• **AIM OF THE TASK**
From the start of the listing through the line that contains "- arrow: HCOONa immersion: Immersion: [1327, 332, 1429, 355]", replace "numbers" with "values" and give those lines again with nothing else changed.

• **EXERCISE MATERIAL**
= = = =

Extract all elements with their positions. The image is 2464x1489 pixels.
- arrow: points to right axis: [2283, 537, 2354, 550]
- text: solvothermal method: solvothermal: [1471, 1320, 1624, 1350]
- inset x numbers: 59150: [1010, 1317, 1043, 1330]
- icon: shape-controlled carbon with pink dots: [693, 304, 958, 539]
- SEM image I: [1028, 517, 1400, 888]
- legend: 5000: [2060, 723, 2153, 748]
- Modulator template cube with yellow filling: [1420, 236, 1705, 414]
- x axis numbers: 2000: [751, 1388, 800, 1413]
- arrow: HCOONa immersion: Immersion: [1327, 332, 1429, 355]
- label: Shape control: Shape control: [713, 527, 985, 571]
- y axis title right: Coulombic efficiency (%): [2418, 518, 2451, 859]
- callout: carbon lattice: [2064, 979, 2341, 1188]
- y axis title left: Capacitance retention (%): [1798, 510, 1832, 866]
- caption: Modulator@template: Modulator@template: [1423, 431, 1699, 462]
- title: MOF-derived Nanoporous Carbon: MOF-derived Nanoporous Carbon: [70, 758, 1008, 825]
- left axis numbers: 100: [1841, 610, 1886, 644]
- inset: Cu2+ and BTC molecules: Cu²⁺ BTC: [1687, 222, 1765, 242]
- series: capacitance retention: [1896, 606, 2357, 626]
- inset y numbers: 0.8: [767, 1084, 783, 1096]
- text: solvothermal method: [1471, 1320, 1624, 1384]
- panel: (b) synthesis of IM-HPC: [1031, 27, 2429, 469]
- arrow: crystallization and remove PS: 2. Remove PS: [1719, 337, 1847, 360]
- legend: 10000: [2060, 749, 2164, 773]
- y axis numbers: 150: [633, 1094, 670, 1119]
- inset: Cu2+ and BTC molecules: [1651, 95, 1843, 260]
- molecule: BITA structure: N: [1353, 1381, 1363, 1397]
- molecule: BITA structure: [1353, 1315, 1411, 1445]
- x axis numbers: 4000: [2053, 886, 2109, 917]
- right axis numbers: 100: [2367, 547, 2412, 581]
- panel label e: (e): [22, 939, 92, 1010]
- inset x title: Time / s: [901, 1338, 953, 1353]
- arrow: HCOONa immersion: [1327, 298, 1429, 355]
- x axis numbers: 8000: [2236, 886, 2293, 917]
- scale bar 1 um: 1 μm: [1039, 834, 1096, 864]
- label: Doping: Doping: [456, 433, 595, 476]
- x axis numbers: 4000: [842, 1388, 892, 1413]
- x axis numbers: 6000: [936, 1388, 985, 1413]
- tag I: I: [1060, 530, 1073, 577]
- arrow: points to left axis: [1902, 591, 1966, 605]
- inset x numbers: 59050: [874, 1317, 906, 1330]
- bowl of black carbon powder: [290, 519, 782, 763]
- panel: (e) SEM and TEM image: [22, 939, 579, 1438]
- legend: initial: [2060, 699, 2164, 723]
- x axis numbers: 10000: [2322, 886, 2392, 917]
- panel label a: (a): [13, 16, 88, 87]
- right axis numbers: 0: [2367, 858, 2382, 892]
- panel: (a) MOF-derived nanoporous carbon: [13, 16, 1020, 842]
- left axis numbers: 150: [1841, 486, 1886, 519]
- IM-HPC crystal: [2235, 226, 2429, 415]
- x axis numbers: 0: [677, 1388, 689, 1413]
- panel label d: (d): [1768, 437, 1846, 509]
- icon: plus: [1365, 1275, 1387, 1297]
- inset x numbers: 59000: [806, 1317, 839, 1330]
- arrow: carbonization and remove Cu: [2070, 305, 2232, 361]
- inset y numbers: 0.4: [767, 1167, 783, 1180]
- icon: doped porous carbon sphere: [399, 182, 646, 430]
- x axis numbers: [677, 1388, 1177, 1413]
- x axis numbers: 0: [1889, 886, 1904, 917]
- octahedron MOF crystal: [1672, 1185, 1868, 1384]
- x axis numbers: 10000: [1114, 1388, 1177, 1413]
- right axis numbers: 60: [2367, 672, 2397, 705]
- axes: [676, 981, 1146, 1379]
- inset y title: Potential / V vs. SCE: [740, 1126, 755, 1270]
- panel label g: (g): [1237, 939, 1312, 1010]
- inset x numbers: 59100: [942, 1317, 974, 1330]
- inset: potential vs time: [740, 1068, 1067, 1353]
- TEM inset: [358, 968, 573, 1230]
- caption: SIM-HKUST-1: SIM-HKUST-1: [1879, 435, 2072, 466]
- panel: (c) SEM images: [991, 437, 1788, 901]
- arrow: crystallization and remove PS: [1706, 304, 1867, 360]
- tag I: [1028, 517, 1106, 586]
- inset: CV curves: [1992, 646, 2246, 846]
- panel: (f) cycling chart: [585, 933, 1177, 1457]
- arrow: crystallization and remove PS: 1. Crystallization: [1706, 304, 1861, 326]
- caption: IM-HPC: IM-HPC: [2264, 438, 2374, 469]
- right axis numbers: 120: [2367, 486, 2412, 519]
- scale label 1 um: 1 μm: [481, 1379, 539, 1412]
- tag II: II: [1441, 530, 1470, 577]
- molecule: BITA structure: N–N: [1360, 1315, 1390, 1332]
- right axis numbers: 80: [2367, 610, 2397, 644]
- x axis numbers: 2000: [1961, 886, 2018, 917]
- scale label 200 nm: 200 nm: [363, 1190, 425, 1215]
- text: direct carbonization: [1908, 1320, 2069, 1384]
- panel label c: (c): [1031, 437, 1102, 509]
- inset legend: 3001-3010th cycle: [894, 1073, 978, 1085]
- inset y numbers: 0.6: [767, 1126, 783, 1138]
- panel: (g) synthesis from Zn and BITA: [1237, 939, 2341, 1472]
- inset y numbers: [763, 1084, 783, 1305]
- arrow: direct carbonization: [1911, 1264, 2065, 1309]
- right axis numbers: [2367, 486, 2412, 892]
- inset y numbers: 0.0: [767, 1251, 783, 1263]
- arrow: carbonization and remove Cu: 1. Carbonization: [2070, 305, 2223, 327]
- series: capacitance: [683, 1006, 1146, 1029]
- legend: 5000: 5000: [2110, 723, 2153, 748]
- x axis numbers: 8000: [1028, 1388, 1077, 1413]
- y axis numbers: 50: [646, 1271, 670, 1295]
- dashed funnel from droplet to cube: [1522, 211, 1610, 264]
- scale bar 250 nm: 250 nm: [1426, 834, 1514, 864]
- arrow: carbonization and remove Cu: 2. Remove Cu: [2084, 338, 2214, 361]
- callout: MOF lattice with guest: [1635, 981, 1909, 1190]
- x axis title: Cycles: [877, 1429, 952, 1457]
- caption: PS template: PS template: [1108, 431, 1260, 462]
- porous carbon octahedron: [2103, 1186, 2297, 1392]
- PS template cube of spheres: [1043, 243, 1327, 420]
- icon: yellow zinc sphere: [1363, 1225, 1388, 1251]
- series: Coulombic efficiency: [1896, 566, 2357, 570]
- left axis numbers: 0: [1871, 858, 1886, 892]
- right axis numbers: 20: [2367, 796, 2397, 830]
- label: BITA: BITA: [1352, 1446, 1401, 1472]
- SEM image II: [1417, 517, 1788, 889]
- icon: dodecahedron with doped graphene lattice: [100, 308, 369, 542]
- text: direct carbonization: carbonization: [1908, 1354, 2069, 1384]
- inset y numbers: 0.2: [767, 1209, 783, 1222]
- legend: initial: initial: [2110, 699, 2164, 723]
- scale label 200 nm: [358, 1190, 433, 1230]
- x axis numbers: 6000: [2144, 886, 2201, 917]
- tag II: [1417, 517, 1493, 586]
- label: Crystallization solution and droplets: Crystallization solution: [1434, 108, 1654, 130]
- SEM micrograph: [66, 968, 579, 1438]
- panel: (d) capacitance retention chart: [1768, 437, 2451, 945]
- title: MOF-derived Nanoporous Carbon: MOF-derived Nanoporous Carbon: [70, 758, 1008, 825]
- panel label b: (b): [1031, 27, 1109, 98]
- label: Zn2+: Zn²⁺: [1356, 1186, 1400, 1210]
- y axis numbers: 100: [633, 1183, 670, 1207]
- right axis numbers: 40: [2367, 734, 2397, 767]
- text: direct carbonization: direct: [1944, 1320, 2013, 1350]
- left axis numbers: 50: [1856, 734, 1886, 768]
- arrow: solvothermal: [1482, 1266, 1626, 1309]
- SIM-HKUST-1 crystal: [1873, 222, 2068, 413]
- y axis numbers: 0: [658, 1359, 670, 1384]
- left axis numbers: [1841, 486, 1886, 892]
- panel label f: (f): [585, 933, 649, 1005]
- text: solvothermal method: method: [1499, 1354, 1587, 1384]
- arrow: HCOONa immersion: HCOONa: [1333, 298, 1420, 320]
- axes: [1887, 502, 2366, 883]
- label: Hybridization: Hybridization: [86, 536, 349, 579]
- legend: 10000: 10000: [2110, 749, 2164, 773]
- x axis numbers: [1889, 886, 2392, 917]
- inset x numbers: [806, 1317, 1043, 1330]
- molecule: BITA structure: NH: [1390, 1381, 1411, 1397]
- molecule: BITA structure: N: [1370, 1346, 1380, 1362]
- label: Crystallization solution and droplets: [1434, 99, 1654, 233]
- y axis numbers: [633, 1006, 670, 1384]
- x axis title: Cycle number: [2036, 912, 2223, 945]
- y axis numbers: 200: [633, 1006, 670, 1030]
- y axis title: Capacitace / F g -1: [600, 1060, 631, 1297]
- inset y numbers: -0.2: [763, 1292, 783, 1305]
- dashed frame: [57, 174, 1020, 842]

= = = =

• **FINISHED EXERCISE**
Extract all elements with their positions. The image is 2464x1489 pixels.
- arrow: points to right axis: [2283, 537, 2354, 550]
- text: solvothermal method: solvothermal: [1471, 1320, 1624, 1350]
- inset x values: 59150: [1010, 1317, 1043, 1330]
- icon: shape-controlled carbon with pink dots: [693, 304, 958, 539]
- SEM image I: [1028, 517, 1400, 888]
- legend: 5000: [2060, 723, 2153, 748]
- Modulator template cube with yellow filling: [1420, 236, 1705, 414]
- x axis values: 2000: [751, 1388, 800, 1413]
- arrow: HCOONa immersion: Immersion: [1327, 332, 1429, 355]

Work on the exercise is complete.